- **Your tasks**
1: Reproduce the lesson plan on hope and despair in Holocaust diaries word for word, starting with "Opener: Visual Analysis" and going on through "does it evoke?".
2: Write the next part of the lesson plan on hope and despair in Holocaust diaries, picking up after its final sentence.
═══ Extracted text ═══
In this lesson, students will consider the theme of hope and despair by comparing diary entries from three writers: Yitskhok Rudashevski writing in the Vilna ghetto, Miriam Korber writing in Transnistria, Ukraine, and Elsa Binder writing in the Stanisławów ghetto.
This lesson was drafted by Holocaust educators Lisa Bauman and Colleen Tambuscio.
Core diary entries from Salvaged Pages used in this lesson: Yitskhok Rudashevski, December 10, 1942; Miriam Korber, December 26, 1941, October 10, 1943; Elsa Binder: December 31, 1941, January 30, 1942
All those living under Nazi oppression struggled at one time or another to maintain their hope in survival in the face of despair. With so little control over their destinies, it was often their immediate circumstances—news of the Allied advances, the quality and amount of a food ration, the weather, or their treatment at the hands of the Germans—that dictated their states of mind. Sometimes, acts of self-determination, such as study or prayer, could bolster a sense of hope in the future. Other times, deprivation, illness, loss, and hunger were too much to bear. This ongoing vacillation between hope and despair is a pervasive theme throughout young writers’ Holocaust diaries.
During the Holocaust, some human beings found the capacity to hope. Many who did, also experienced despair. Sometimes, they expressed a sense of loss at the same time that they affirmed their hope for the future. In any time of crisis, individuals can vacillate between optimism and hope for the desired outcome, and pessimism or the fear that things will end badly. Often, it is not only the facts of the situation that shape the way events are interpreted but also individuals’ personalities, histories, and circumstances.
- Consider hope and despair as two sides of the same coin. How do they relate to each other?
- What roles do hope and despair play during difficult times, war, and atrocity?
- What makes hope and despair fluctuate. or one of them prevail? Can we control the balance between these two emotions in a crisis situation?
Opener: Visual Analysis
Have students view "Jewish Man Being Terrorized in the Vilna Ghetto" below.
Have students discuss the following questions:
What do they see in this image?
What emotions or reactions does it evoke?
Based on the visual evidence, as well as your knowledge of the history, how do you interpret what is going on? What questions remain?
═══ Given information ═══
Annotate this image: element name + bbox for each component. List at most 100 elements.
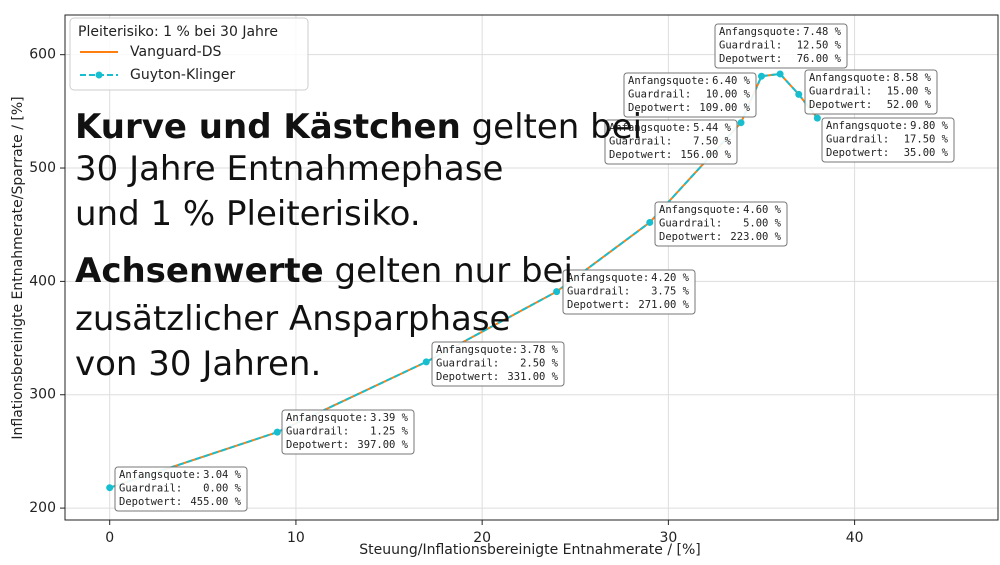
═══
- **Responses by task**
1:
Opener: Visual Analysis
Have students view "Jewish Man Being Terrorized in the Vilna Ghetto" below.
Have students discuss the following questions:
What do they see in this image?
What emotions or reactions does it evoke?

2:
How may this photograph relate to themes of hope and despair?
Main Activity: Reflecting on the Experience of Hope and Despair
Read aloud Yitskhok Rudashevski's Diary Entry on Life in the Vilna Ghetto, December 10, 1942. Ask students to underline where they hear expressions of both hope and despair within the entry.
Read aloud Miriam Korber's Diary Entry on Life in Transnistria, December 26, 1941 and Miriam Korber's Diary Entry on Survival in Transnistria, October 10, 1943. Ask students to underline where they hear expressions of both hope and of despair within these entries.
Read aloud Elsa Binder's Diary Entries on Fear, Hope, and Despair in the Stanisławów Ghetto. Ask students to underline where they hear expressions of both hope and despair within these entries.
Invite students to share their choices in pairs or in small groups.
After discussing their reflections from the diaries, facilitate a class discussion about the following ideas. You might also decide to ask students to write responses to the questions.
Consider hope and despair as two sides of the same coin. Can hope exist without despair and vice versa? Where did they read evidence of this within the experiences of these writers? What sentences reveal this process?
In what circumstances might a person vacillate between these two emotions? How might we shape the facts around us to convince ourselves of one reality or the other? Did they read evidence of this in the diaries?
Is hope ever foolish? Is despair ever useful? Is there a point of struggling to find hope in terrible circumstances?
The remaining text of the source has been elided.